TASK DETAILS:
Copy the rows word for word, from the very first line through the line containing "svg-text:LOAD_PCT, %: LOAD_PCT, %", including both of those lines.
^^^^
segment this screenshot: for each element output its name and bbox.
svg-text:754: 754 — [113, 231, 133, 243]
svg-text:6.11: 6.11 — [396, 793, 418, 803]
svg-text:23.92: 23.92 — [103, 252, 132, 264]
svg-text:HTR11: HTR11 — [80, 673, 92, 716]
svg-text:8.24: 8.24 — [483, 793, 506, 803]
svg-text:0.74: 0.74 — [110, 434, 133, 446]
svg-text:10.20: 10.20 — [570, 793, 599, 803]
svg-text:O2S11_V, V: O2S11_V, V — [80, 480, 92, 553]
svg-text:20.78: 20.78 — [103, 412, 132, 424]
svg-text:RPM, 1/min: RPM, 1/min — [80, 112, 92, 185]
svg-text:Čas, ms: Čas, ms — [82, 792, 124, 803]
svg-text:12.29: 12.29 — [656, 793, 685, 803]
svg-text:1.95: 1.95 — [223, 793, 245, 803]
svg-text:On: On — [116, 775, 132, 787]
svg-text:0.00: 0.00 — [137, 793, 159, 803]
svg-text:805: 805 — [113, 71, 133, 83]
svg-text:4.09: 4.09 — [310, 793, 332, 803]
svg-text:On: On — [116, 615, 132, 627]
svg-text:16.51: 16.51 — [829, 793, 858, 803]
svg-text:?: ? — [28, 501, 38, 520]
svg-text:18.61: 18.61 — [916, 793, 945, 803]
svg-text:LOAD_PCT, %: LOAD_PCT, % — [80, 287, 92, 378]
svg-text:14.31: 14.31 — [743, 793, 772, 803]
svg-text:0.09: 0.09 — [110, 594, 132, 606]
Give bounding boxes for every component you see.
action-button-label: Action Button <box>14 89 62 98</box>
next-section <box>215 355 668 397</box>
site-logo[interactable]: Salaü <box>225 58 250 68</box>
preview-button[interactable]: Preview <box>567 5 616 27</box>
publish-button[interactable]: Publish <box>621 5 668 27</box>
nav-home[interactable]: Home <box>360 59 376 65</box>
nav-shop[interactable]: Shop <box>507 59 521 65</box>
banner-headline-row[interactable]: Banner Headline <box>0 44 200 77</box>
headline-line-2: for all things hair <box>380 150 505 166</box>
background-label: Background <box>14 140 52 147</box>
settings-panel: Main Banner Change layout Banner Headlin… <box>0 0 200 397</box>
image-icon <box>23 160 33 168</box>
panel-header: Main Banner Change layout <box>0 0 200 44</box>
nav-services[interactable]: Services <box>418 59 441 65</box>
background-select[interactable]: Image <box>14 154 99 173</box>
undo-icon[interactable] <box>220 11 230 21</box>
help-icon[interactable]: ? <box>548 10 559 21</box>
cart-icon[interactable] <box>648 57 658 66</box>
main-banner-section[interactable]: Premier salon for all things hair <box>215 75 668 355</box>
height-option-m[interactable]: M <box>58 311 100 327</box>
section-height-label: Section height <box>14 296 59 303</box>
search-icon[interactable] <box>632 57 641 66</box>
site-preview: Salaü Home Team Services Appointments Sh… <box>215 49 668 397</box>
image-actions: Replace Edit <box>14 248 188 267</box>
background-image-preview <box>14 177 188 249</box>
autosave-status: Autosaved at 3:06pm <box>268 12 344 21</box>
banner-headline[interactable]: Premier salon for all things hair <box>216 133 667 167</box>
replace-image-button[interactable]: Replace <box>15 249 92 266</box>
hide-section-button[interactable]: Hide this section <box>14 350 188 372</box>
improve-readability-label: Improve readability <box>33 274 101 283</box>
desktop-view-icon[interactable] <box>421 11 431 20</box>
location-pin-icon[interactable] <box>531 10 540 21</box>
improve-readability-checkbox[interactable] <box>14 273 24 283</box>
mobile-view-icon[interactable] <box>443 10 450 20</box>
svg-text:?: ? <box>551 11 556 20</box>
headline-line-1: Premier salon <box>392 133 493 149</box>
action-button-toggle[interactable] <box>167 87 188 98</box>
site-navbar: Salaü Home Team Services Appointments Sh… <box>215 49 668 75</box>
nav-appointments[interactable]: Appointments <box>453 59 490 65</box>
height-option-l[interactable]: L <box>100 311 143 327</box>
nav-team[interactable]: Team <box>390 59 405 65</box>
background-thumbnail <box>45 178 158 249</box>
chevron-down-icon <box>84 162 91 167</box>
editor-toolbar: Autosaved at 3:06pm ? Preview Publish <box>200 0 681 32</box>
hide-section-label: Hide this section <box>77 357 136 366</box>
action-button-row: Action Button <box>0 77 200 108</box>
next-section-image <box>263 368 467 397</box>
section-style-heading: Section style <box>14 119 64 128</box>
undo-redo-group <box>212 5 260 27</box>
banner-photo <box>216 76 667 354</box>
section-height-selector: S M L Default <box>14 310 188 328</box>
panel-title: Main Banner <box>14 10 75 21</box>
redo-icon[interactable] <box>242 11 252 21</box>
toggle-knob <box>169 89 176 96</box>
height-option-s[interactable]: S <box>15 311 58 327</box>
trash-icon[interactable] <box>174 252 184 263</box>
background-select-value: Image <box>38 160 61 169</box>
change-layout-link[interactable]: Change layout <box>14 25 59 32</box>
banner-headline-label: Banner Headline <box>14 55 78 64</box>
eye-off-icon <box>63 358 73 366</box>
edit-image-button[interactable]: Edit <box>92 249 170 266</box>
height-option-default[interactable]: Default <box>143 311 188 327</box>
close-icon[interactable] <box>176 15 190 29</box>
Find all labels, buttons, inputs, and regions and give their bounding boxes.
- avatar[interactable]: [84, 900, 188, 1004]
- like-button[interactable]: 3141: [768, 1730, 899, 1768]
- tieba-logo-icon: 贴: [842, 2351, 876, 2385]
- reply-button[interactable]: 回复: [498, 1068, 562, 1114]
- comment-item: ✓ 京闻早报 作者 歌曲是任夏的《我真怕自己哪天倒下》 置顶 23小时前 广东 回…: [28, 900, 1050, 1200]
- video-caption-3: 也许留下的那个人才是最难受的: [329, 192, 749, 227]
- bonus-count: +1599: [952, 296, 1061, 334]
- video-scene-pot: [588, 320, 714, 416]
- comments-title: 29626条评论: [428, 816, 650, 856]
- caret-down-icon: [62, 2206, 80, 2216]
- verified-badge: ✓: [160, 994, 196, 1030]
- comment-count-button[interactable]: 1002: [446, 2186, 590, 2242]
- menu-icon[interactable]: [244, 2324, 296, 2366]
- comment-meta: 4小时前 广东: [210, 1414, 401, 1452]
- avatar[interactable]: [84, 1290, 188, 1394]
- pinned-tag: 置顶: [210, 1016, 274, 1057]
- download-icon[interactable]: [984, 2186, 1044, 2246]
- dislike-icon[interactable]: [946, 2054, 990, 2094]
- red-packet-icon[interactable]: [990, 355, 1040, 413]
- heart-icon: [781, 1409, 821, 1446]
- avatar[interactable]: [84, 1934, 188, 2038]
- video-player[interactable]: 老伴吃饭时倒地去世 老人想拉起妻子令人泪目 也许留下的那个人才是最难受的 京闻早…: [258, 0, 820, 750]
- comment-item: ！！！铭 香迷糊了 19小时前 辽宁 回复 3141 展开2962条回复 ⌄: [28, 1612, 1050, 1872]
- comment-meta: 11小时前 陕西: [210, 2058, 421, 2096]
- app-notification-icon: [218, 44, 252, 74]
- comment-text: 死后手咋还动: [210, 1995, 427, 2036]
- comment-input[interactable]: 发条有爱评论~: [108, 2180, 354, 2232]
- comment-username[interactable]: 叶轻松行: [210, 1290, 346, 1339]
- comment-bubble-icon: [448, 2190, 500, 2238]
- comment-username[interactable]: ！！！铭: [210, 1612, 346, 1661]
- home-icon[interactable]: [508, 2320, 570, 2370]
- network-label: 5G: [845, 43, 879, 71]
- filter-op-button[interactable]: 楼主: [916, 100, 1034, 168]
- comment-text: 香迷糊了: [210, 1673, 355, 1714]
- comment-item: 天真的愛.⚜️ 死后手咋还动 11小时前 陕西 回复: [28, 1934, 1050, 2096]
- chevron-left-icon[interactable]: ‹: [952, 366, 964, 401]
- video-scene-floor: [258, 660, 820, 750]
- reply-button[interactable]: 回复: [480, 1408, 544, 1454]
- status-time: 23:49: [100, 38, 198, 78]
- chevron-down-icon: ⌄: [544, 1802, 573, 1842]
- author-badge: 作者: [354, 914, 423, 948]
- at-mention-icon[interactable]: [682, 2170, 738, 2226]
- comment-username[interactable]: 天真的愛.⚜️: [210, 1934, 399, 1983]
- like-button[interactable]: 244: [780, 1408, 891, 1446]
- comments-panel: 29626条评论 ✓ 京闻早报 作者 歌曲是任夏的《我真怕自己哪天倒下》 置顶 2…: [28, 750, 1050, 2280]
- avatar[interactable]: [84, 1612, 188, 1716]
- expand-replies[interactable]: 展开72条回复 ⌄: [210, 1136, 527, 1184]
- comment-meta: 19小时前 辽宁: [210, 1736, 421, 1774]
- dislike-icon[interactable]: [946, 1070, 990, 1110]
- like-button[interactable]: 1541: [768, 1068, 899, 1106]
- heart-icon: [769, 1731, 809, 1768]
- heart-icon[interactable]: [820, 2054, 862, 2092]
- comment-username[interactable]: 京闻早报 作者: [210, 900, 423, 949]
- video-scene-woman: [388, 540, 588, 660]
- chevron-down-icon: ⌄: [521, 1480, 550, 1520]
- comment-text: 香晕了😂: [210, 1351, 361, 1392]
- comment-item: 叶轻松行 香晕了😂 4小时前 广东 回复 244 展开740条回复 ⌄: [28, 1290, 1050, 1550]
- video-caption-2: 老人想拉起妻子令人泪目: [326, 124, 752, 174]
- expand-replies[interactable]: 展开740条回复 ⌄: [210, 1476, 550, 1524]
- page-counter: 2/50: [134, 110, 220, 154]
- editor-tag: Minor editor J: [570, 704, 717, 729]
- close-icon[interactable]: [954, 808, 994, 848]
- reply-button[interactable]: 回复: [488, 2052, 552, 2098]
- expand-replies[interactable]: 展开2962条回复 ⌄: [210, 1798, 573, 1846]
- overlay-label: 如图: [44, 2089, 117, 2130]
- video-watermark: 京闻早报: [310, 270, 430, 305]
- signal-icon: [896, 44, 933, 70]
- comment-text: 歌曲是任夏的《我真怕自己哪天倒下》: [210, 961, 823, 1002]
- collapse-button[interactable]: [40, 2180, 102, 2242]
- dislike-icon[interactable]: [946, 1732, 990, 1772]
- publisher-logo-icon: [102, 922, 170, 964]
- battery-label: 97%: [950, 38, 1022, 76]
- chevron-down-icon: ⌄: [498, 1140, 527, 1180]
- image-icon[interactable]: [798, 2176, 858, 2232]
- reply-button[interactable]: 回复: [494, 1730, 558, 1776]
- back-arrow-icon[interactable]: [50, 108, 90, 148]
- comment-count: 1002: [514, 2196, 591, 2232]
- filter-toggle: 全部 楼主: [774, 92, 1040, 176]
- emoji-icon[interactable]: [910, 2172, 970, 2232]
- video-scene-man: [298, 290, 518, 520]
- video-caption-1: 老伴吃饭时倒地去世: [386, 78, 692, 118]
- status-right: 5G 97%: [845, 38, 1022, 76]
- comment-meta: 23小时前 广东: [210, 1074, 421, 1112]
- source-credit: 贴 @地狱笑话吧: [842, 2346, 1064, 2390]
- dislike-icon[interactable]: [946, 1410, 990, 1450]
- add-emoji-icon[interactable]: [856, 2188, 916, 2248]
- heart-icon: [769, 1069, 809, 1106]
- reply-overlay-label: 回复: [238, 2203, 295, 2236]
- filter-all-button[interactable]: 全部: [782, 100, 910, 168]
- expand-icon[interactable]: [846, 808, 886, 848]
^^^^
EXERCISE SOLUTION:
segment this screenshot: for each element output its name and bbox.
svg-text:754: 754 — [113, 231, 133, 243]
svg-text:6.11: 6.11 — [396, 793, 418, 803]
svg-text:23.92: 23.92 — [103, 252, 132, 264]
svg-text:HTR11: HTR11 — [80, 673, 92, 716]
svg-text:8.24: 8.24 — [483, 793, 506, 803]
svg-text:0.74: 0.74 — [110, 434, 133, 446]
svg-text:10.20: 10.20 — [570, 793, 599, 803]
svg-text:O2S11_V, V: O2S11_V, V — [80, 480, 92, 553]
svg-text:20.78: 20.78 — [103, 412, 132, 424]
svg-text:RPM, 1/min: RPM, 1/min — [80, 112, 92, 185]
svg-text:Čas, ms: Čas, ms — [82, 792, 124, 803]
svg-text:12.29: 12.29 — [656, 793, 685, 803]
svg-text:1.95: 1.95 — [223, 793, 245, 803]
svg-text:On: On — [116, 775, 132, 787]
svg-text:0.00: 0.00 — [137, 793, 159, 803]
svg-text:805: 805 — [113, 71, 133, 83]
svg-text:4.09: 4.09 — [310, 793, 332, 803]
svg-text:On: On — [116, 615, 132, 627]
svg-text:16.51: 16.51 — [829, 793, 858, 803]
svg-text:?: ? — [28, 501, 38, 520]
svg-text:18.61: 18.61 — [916, 793, 945, 803]
svg-text:LOAD_PCT, %: LOAD_PCT, % — [80, 287, 92, 378]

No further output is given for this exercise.